Saved data entries

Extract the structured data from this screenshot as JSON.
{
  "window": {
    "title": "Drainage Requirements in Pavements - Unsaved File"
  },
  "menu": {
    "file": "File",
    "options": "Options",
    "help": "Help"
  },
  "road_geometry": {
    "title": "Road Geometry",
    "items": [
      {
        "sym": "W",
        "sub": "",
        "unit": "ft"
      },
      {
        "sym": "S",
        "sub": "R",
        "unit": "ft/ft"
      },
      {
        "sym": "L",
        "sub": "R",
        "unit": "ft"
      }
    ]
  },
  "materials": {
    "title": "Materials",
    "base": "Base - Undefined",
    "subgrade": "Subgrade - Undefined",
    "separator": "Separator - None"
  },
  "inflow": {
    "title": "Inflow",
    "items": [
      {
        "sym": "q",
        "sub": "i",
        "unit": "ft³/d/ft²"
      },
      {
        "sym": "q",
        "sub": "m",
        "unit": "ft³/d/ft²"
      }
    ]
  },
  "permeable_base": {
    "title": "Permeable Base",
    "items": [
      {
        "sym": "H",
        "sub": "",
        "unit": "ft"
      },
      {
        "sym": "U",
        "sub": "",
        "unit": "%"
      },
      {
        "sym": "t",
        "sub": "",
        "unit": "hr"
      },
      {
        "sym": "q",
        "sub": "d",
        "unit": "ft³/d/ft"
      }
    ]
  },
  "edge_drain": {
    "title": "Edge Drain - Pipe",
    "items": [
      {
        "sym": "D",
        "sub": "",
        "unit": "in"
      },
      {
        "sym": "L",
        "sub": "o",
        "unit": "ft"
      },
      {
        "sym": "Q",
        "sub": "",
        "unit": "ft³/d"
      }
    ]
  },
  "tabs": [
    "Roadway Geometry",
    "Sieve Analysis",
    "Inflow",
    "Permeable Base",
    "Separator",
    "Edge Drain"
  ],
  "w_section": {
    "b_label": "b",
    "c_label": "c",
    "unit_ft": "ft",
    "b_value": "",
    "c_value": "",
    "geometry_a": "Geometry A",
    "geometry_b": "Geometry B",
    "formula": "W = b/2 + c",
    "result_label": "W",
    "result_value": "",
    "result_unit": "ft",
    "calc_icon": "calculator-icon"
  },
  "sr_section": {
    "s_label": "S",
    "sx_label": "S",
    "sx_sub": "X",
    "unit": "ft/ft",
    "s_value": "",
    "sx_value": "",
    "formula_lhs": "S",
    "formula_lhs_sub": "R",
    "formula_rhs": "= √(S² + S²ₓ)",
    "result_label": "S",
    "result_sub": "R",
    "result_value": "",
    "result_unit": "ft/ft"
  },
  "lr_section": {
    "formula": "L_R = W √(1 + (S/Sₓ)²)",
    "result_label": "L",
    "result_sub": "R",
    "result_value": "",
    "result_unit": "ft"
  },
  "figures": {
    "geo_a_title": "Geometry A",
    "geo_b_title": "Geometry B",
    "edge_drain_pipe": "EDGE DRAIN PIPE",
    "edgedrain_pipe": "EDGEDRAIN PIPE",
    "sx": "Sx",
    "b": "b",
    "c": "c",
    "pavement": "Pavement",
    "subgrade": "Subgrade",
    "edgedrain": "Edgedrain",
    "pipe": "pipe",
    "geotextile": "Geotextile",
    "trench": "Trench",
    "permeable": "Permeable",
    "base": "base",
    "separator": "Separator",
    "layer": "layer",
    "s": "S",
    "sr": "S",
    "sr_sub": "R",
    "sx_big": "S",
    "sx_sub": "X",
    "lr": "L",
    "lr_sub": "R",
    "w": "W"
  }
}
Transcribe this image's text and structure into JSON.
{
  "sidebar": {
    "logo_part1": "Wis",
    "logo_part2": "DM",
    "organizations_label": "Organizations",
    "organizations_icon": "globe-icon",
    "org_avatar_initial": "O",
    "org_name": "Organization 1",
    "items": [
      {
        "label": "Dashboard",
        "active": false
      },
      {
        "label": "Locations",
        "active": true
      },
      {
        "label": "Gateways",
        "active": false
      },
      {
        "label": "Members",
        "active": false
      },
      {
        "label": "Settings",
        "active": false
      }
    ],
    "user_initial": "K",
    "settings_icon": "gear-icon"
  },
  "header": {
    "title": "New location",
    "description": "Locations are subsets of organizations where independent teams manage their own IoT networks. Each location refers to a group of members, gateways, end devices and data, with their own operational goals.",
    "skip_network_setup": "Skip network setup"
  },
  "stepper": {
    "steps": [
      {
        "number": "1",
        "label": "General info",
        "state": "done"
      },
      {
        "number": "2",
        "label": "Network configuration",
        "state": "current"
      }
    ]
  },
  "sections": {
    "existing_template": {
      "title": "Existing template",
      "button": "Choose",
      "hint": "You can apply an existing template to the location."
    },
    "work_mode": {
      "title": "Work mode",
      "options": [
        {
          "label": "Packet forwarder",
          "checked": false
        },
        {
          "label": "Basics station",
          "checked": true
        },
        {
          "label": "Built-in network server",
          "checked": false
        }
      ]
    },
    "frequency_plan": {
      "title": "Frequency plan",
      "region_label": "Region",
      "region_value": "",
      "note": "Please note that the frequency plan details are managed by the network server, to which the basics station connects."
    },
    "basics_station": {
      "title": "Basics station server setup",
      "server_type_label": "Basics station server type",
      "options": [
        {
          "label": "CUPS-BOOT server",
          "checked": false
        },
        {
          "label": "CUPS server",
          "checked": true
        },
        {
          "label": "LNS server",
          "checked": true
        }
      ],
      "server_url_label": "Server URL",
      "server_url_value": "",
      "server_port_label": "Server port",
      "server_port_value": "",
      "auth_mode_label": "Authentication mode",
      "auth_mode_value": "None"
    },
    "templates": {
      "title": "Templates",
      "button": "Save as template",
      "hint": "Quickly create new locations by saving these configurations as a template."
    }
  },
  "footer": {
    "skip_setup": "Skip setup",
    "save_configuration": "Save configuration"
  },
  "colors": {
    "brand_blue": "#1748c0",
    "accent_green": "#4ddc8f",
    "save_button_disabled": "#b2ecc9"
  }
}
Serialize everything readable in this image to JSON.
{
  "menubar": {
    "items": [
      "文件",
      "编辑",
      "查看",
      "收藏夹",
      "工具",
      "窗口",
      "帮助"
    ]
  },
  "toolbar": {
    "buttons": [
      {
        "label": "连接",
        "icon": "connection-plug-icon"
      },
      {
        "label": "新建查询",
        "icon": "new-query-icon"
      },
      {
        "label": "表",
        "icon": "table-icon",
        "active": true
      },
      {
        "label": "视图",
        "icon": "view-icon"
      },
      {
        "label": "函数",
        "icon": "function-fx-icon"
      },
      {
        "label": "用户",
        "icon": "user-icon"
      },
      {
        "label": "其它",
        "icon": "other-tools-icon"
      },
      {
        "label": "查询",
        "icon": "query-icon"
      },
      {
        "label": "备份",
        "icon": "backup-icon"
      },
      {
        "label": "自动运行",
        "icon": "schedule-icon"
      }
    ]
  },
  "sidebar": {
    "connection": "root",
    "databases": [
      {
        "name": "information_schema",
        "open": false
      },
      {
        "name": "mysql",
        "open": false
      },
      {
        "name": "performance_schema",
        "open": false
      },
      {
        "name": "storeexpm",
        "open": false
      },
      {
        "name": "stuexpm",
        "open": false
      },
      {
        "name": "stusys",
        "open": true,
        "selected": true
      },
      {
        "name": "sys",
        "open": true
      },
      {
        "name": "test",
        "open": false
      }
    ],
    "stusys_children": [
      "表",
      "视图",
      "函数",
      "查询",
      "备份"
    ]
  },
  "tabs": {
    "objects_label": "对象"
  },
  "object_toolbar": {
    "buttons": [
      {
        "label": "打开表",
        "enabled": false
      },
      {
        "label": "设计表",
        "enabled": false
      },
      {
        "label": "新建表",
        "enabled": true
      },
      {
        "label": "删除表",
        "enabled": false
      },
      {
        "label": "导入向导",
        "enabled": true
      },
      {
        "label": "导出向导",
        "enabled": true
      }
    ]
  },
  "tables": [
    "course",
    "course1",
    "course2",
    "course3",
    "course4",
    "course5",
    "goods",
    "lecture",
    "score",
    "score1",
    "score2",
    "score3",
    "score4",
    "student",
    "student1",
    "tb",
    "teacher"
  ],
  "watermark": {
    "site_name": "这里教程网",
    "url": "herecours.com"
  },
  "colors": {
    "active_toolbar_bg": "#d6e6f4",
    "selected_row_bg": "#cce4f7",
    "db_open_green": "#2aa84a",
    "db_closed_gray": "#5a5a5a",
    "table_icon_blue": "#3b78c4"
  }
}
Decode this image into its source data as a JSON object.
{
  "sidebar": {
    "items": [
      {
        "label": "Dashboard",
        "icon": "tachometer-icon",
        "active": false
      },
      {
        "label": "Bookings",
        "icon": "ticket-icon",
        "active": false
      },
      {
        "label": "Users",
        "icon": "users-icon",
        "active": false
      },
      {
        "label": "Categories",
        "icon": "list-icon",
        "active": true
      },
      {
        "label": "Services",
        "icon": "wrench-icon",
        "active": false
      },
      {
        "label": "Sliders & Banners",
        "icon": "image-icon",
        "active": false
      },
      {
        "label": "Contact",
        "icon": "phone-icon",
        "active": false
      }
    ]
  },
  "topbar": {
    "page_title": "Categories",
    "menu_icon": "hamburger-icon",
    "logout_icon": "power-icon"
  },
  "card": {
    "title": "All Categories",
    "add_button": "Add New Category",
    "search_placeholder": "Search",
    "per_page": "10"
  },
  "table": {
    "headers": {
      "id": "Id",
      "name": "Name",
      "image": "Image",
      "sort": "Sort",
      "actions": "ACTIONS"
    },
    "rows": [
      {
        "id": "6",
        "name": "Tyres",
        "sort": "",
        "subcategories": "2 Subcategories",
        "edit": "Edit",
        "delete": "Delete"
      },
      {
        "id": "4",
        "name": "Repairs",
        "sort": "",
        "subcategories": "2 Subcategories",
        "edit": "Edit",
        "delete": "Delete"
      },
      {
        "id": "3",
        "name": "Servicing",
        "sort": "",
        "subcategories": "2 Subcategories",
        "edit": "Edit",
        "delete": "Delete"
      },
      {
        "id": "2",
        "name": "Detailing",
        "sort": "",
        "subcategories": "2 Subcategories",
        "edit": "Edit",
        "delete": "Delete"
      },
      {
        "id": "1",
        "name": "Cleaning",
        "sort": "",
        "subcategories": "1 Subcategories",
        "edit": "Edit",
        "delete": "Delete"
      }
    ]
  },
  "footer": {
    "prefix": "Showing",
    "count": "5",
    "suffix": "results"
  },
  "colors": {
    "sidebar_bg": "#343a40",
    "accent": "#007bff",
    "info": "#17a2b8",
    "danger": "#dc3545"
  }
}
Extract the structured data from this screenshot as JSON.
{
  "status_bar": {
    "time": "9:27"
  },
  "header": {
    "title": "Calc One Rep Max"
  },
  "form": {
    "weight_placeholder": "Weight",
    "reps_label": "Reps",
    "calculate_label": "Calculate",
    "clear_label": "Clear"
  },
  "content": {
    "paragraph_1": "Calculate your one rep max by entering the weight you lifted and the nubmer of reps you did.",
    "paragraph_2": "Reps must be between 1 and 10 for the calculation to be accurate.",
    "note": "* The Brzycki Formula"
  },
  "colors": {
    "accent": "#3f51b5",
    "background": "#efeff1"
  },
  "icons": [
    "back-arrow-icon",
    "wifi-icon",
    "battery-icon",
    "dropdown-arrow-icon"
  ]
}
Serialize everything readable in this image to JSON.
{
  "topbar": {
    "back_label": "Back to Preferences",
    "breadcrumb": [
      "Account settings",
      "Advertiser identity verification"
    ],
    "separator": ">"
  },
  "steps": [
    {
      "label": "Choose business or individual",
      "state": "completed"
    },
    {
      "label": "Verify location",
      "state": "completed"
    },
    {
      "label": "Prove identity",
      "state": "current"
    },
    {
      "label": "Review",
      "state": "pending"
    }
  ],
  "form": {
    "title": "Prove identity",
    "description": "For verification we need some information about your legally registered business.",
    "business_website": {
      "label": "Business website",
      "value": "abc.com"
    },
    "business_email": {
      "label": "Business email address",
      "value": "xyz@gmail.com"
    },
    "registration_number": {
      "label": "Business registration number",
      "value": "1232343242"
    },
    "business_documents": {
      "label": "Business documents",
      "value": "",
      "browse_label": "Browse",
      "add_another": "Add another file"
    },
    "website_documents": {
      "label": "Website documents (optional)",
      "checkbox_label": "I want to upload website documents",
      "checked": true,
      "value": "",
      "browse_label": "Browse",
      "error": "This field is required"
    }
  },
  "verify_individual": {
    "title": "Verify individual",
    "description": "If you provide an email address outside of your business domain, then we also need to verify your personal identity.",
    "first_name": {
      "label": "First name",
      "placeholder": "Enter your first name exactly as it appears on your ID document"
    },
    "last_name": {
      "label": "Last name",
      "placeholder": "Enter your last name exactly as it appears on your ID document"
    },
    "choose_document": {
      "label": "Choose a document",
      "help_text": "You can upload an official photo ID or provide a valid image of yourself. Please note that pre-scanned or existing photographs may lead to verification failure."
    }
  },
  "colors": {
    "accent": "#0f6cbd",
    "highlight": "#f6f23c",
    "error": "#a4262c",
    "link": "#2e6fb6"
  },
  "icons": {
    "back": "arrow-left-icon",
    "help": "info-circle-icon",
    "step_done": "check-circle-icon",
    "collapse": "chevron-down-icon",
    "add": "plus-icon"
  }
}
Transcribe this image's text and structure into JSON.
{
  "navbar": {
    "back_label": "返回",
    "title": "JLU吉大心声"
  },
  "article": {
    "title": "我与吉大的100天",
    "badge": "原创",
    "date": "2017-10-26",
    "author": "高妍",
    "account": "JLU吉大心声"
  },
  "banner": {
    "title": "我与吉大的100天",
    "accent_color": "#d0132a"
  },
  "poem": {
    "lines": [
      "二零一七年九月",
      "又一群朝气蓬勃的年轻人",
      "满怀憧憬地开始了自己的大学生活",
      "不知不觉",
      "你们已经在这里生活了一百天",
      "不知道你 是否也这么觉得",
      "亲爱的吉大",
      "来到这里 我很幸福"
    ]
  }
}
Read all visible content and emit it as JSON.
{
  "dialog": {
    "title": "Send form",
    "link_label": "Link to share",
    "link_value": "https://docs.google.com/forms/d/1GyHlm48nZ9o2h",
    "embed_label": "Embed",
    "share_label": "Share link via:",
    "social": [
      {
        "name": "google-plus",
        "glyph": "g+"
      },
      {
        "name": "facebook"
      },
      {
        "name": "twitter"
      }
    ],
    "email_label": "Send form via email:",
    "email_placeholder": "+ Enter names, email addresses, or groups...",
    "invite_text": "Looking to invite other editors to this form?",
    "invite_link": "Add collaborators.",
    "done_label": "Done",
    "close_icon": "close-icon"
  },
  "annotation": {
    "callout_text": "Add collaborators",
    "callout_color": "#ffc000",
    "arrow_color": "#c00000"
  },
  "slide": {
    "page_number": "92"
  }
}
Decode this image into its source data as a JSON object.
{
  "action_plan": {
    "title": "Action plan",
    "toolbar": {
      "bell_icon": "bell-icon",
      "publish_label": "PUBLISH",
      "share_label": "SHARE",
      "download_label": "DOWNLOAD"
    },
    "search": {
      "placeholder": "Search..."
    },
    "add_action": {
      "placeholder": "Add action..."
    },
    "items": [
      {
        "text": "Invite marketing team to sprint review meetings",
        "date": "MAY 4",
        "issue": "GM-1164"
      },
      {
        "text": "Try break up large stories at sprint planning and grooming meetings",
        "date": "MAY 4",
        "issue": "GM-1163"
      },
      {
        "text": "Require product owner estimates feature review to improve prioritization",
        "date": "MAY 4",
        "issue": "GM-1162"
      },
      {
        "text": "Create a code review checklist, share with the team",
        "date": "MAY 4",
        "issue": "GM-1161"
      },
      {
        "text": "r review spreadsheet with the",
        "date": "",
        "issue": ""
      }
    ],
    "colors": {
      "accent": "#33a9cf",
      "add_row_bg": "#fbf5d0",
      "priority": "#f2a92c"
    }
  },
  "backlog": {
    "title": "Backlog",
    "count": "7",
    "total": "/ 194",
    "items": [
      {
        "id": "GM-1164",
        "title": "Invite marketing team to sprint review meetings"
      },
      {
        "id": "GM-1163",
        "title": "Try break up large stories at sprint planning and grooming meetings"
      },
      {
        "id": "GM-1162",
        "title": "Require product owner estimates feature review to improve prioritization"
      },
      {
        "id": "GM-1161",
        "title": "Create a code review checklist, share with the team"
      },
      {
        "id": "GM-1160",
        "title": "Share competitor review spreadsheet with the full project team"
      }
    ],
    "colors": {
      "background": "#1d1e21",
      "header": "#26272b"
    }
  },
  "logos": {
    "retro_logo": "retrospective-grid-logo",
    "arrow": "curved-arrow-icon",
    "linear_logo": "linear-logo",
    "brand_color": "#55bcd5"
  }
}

* TASK GOAL *
Copy every line from the records above that contains the word "improve".

* RESULT OF THIS TASK *
        "text": "Require product owner estimates feature review to improve prioritization",
        "title": "Require product owner estimates feature review to improve prioritization"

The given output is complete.